### Records provided ###
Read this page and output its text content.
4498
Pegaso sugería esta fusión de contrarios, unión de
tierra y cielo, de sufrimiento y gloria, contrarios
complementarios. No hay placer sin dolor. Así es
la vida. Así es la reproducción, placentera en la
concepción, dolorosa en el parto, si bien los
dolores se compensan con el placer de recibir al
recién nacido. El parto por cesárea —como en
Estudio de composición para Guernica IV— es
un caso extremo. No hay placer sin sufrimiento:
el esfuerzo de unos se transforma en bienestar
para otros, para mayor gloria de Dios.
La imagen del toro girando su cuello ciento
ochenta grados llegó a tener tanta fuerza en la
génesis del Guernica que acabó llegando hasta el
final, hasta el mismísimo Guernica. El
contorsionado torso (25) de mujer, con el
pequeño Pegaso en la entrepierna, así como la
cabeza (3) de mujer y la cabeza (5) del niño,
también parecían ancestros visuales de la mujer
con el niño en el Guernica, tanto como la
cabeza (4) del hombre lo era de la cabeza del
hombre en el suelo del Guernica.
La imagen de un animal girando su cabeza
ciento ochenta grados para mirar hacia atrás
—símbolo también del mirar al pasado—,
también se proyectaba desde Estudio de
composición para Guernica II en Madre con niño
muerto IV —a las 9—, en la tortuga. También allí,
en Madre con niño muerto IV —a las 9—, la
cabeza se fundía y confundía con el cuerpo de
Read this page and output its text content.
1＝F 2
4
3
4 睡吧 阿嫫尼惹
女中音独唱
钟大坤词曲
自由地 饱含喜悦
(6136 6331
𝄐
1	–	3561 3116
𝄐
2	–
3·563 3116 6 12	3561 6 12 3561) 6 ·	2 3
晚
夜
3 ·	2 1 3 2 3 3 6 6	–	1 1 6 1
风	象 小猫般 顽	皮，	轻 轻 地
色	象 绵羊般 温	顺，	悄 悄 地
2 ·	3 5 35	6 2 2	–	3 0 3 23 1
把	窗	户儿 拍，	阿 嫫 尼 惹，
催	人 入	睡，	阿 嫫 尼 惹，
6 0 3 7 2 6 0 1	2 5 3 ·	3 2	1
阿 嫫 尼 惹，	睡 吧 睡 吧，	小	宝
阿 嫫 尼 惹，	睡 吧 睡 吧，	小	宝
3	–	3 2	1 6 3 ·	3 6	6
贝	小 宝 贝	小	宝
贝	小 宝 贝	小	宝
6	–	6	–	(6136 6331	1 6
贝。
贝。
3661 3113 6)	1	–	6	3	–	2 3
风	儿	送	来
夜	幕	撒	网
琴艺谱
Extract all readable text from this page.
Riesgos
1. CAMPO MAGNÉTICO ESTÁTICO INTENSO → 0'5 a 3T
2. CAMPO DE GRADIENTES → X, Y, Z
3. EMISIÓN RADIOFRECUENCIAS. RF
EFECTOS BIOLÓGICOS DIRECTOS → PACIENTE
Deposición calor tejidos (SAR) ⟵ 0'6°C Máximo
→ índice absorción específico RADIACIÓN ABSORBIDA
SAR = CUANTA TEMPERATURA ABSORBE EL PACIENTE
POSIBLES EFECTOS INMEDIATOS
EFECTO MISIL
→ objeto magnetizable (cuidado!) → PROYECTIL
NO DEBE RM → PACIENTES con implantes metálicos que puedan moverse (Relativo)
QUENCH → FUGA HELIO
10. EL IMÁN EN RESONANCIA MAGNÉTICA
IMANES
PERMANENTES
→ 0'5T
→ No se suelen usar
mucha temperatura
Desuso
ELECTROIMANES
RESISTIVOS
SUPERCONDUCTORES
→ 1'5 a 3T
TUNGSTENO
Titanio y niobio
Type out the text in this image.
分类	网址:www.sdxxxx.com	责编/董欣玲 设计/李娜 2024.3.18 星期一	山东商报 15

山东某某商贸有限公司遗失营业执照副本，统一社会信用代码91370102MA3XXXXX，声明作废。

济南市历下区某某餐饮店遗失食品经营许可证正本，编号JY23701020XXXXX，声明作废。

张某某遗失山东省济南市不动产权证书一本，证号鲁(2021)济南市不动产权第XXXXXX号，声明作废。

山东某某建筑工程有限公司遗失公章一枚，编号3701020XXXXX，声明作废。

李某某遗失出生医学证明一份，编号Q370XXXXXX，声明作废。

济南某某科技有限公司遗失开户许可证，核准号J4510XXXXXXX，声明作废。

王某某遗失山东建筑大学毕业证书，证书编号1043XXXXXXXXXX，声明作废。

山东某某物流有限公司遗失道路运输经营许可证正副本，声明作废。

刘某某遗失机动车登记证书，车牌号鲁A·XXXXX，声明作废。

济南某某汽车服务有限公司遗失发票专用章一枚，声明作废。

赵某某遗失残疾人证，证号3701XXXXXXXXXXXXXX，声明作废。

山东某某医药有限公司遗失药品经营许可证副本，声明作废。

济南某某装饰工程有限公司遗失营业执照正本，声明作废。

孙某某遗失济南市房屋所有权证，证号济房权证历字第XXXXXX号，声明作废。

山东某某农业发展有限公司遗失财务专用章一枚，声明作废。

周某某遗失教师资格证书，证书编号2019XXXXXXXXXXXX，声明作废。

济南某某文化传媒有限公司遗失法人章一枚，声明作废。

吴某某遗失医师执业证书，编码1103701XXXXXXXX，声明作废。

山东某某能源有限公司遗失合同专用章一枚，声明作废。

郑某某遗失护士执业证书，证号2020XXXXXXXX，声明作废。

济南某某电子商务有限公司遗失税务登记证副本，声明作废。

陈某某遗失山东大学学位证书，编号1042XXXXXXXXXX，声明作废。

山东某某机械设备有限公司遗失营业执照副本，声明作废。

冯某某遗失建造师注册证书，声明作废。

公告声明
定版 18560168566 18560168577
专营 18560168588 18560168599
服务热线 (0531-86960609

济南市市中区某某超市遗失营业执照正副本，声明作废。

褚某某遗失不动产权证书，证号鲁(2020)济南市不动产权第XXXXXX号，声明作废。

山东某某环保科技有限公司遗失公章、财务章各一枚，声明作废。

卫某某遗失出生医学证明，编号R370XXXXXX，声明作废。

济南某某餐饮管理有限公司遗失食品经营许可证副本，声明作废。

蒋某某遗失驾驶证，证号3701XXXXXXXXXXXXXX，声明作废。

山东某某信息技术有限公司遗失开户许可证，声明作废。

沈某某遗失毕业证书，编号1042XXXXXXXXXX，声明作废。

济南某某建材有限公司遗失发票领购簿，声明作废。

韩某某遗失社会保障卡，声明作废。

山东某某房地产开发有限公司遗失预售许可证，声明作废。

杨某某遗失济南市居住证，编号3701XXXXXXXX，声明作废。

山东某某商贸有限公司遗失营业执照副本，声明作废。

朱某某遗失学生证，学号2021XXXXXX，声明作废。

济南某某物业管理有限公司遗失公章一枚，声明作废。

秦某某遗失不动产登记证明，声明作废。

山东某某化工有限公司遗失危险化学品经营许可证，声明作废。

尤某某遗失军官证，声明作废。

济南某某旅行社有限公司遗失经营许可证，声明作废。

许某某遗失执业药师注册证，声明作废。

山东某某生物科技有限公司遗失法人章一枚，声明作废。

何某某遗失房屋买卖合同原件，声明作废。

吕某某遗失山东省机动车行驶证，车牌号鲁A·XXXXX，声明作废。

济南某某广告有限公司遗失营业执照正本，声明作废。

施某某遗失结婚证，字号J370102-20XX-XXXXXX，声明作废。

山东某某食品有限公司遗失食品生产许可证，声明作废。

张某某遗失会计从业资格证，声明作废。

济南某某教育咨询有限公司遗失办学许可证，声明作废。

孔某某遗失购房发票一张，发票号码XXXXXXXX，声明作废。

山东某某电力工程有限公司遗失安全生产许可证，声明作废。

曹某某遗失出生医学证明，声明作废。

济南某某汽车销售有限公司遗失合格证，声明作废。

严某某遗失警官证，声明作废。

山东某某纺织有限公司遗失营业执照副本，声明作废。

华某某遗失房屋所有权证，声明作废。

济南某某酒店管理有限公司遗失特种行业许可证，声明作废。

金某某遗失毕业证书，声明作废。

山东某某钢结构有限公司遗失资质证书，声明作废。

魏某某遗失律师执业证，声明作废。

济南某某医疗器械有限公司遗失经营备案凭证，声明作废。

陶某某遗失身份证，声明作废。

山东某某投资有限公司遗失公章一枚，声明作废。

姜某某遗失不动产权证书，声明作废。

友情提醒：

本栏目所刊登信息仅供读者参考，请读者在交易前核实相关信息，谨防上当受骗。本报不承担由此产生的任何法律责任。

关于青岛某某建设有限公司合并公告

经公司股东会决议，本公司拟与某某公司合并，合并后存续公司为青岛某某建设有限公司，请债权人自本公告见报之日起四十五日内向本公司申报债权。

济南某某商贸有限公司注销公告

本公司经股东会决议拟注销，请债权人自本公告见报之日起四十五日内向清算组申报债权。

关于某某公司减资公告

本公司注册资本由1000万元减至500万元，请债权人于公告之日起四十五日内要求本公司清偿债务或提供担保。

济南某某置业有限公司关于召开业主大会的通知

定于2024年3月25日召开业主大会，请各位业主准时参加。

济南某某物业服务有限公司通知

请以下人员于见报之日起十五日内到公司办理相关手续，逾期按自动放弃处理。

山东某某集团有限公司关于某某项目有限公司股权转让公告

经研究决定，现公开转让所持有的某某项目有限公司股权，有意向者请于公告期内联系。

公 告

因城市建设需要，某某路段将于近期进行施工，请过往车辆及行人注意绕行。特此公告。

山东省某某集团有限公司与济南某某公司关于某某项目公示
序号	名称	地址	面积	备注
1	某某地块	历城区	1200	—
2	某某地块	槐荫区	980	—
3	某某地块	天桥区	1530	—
###
> [What the exercise asks] Copy each line that holds the word "para".

> [Solution to this task]
Estudio de composición para Guernica IV— es
para otros, para mayor gloria de Dios.
ciento ochenta grados para mirar hacia atrás
composición para Guernica II en Madre con niño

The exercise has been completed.